◆ **Task**:
Print every line from the first one through the line containing "data-point-cross [337,450,345,458]", both included, reproducing each without any change.

◆ **Given information**:
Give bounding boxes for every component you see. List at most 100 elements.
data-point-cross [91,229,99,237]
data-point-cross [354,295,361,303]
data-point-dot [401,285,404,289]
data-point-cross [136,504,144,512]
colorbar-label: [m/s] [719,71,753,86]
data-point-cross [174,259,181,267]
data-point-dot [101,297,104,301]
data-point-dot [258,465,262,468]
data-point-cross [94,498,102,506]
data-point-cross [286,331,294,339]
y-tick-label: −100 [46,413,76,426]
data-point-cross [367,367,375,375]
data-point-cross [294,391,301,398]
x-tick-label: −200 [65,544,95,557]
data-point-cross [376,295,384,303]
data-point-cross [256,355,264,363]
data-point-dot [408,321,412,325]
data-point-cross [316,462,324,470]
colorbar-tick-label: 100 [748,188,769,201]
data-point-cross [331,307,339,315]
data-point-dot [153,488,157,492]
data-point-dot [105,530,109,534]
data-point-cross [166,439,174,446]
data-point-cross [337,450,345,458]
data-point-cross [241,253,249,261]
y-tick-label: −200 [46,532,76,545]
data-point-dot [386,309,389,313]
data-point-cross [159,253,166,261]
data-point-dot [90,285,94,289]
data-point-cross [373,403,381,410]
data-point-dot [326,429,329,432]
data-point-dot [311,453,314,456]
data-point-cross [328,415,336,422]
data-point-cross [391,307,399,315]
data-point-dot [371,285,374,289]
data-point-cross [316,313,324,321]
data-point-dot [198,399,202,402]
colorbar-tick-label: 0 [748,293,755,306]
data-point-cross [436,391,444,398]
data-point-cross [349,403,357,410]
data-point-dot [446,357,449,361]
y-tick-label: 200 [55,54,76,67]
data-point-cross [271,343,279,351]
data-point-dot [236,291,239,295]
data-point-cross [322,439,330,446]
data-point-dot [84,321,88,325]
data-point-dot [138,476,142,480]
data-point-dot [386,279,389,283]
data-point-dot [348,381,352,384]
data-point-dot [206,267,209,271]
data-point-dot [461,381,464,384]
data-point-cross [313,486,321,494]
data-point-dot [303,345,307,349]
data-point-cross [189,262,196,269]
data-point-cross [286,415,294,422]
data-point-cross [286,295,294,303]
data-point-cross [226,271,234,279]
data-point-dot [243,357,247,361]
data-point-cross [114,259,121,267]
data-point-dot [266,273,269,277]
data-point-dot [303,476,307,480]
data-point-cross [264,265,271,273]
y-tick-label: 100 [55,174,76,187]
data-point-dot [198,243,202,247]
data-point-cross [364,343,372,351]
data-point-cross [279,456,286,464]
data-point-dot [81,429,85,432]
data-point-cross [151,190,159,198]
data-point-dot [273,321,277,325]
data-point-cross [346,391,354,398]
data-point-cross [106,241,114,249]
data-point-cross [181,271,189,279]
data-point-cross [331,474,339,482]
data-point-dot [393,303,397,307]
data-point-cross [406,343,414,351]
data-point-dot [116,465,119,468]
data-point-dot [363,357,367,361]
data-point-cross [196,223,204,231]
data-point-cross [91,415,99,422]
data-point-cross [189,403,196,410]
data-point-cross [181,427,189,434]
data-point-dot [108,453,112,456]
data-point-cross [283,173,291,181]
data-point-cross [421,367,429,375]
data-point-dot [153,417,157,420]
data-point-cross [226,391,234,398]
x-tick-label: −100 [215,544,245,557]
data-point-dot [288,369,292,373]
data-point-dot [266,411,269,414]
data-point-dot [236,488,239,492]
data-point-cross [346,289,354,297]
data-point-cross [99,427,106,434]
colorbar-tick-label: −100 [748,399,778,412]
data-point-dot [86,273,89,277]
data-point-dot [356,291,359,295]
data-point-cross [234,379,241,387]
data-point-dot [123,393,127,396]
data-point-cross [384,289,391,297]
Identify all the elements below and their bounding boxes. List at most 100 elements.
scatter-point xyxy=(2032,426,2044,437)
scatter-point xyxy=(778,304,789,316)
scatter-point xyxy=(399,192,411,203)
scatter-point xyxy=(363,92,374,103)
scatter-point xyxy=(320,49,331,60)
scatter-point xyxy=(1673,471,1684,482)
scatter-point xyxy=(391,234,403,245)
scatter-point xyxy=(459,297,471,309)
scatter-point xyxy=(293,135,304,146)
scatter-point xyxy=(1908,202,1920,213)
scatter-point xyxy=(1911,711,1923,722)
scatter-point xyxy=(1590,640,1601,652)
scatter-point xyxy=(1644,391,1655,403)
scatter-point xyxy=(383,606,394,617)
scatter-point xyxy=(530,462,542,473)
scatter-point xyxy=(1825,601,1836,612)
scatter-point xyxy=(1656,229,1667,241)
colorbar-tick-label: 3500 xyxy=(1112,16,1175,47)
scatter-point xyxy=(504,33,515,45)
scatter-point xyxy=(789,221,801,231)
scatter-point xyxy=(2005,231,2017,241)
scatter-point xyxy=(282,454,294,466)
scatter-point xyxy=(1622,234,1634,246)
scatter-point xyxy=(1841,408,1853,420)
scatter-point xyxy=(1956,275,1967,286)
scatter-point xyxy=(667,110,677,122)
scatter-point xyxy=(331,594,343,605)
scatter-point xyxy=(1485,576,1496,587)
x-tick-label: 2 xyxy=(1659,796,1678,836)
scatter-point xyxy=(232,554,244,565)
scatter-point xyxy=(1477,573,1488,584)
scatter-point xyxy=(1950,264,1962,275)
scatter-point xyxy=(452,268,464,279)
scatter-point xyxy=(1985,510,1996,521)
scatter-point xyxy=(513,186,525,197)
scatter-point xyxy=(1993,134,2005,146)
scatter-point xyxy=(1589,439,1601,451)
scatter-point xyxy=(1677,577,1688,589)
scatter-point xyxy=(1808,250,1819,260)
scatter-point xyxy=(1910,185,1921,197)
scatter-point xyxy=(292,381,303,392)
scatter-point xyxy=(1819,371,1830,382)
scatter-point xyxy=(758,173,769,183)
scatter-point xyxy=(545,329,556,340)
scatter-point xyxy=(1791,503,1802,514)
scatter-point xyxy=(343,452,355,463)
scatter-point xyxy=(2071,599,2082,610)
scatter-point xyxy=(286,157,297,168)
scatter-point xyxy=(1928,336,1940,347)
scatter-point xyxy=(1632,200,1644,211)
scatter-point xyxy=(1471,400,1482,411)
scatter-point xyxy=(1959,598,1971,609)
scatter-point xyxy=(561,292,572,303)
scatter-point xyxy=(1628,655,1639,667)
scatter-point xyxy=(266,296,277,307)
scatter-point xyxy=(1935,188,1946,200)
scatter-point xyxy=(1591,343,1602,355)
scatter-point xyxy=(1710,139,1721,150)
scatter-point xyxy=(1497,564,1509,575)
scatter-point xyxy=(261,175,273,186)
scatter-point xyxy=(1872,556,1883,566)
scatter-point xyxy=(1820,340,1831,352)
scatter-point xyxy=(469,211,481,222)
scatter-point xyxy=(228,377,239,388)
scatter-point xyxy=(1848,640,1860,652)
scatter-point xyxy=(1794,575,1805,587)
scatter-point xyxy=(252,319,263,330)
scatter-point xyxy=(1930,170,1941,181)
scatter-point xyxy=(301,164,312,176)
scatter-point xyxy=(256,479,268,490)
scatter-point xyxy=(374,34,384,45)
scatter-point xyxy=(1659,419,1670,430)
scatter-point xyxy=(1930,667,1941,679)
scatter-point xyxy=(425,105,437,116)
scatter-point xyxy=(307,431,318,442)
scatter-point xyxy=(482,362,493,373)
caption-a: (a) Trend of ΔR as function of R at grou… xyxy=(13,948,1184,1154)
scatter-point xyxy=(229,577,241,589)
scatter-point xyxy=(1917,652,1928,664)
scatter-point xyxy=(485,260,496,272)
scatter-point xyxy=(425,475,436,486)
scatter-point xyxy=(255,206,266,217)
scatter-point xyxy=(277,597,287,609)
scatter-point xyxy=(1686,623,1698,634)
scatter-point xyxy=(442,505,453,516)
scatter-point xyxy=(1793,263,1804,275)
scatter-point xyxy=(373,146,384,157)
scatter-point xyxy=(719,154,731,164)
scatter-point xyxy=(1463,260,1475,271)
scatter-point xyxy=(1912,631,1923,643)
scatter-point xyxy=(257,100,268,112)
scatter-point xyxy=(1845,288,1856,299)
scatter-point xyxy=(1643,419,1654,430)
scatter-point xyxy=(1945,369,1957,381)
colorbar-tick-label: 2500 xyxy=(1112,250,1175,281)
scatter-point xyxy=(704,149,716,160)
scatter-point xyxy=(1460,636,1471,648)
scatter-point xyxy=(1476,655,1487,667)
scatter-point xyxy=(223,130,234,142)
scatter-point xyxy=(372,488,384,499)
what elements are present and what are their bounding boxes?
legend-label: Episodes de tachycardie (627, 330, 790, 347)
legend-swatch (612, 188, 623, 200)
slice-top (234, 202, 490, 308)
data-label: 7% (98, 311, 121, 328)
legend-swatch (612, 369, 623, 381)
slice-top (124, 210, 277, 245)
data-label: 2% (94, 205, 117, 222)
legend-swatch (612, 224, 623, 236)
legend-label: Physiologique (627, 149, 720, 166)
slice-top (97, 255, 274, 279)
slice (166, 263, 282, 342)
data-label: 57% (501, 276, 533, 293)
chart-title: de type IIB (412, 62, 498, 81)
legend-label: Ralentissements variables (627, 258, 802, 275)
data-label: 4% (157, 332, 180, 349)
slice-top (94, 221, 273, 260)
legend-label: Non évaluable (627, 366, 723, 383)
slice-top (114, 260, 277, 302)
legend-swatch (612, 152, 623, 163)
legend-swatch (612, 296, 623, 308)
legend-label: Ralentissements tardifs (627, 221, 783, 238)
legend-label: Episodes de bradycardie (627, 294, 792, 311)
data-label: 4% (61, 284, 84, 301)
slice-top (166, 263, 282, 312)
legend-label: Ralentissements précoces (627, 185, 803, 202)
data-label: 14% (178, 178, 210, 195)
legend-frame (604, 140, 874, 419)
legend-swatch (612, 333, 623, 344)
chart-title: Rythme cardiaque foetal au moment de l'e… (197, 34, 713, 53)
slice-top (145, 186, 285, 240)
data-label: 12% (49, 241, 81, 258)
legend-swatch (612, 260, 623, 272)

◆ **Output below**:
Give bounding boxes for every component you see. List at most 100 elements.
data-point-cross [91,229,99,237]
data-point-cross [354,295,361,303]
data-point-dot [401,285,404,289]
data-point-cross [136,504,144,512]
colorbar-label: [m/s] [719,71,753,86]
data-point-cross [174,259,181,267]
data-point-dot [101,297,104,301]
data-point-dot [258,465,262,468]
data-point-cross [94,498,102,506]
data-point-cross [286,331,294,339]
y-tick-label: −100 [46,413,76,426]
data-point-cross [367,367,375,375]
data-point-cross [294,391,301,398]
x-tick-label: −200 [65,544,95,557]
data-point-cross [376,295,384,303]
data-point-cross [256,355,264,363]
data-point-dot [408,321,412,325]
data-point-cross [316,462,324,470]
colorbar-tick-label: 100 [748,188,769,201]
data-point-cross [331,307,339,315]
data-point-dot [153,488,157,492]
data-point-dot [105,530,109,534]
data-point-cross [166,439,174,446]
data-point-cross [337,450,345,458]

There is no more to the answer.